■ **YOUR OBJECTIVE**
Each line below should be retyped exactly, with no pictures.

Dataset entries on figures:

• • • •

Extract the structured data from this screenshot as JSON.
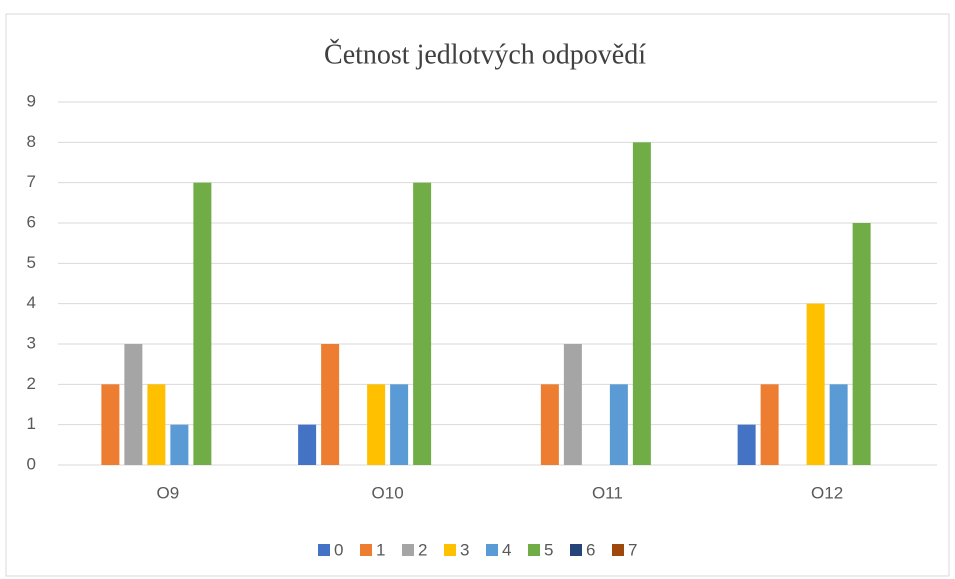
{
  "chart_data": {
    "type": "bar",
    "title": "Četnost jedlotvých odpovědí",
    "categories": [
      "O9",
      "O10",
      "O11",
      "O12"
    ],
    "series": [
      {
        "name": "0",
        "color": "#4472c4",
        "values": [
          0,
          1,
          0,
          1
        ]
      },
      {
        "name": "1",
        "color": "#ed7d31",
        "values": [
          2,
          3,
          2,
          2
        ]
      },
      {
        "name": "2",
        "color": "#a5a5a5",
        "values": [
          3,
          0,
          3,
          0
        ]
      },
      {
        "name": "3",
        "color": "#ffc000",
        "values": [
          2,
          2,
          0,
          4
        ]
      },
      {
        "name": "4",
        "color": "#5b9bd5",
        "values": [
          1,
          2,
          2,
          2
        ]
      },
      {
        "name": "5",
        "color": "#70ad47",
        "values": [
          7,
          7,
          8,
          6
        ]
      },
      {
        "name": "6",
        "color": "#264478",
        "values": [
          0,
          0,
          0,
          0
        ]
      },
      {
        "name": "7",
        "color": "#9e480e",
        "values": [
          0,
          0,
          0,
          0
        ]
      }
    ],
    "ylim": [
      0,
      9
    ],
    "yticks": [
      0,
      1,
      2,
      3,
      4,
      5,
      6,
      7,
      8,
      9
    ],
    "grid": true,
    "legend": "bottom"
  }
}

• • • •

■ **COMPLETE OUTPUT**
Extract the structured data from this screenshot as JSON.
{
  "chart_data": {
    "type": "bar",
    "title": "Četnost jedlotvých odpovědí",
    "categories": [
      "O9",
      "O10",
      "O11",
      "O12"
    ],
    "series": [
      {
        "name": "0",
        "color": "#4472c4",
        "values": [
          0,
          1,
          0,
          1
        ]
      },
      {
        "name": "1",
        "color": "#ed7d31",
        "values": [
          2,
          3,
          2,
          2
        ]
      },
      {
        "name": "2",
        "color": "#a5a5a5",
        "values": [
          3,
          0,
          3,
          0
        ]
      },
      {
        "name": "3",
        "color": "#ffc000",
        "values": [
          2,
          2,
          0,
          4
        ]
      },
      {
        "name": "4",
        "color": "#5b9bd5",
        "values": [
          1,
          2,
          2,
          2
        ]
      },
      {
        "name": "5",
        "color": "#70ad47",
        "values": [
          7,
          7,
          8,
          6
        ]
      },
      {
        "name": "6",
        "color": "#264478",
        "values": [
          0,
          0,
          0,
          0
        ]
      },
      {
        "name": "7",
        "color": "#9e480e",
        "values": [
          0,
          0,
          0,
          0
        ]
      }
    ],
    "ylim": [
      0,
      9
    ],
    "yticks": [
      0,
      1,
      2,
      3,
      4,
      5,
      6,
      7,
      8,
      9
    ],
    "grid": true,
    "legend": "bottom"
  }
}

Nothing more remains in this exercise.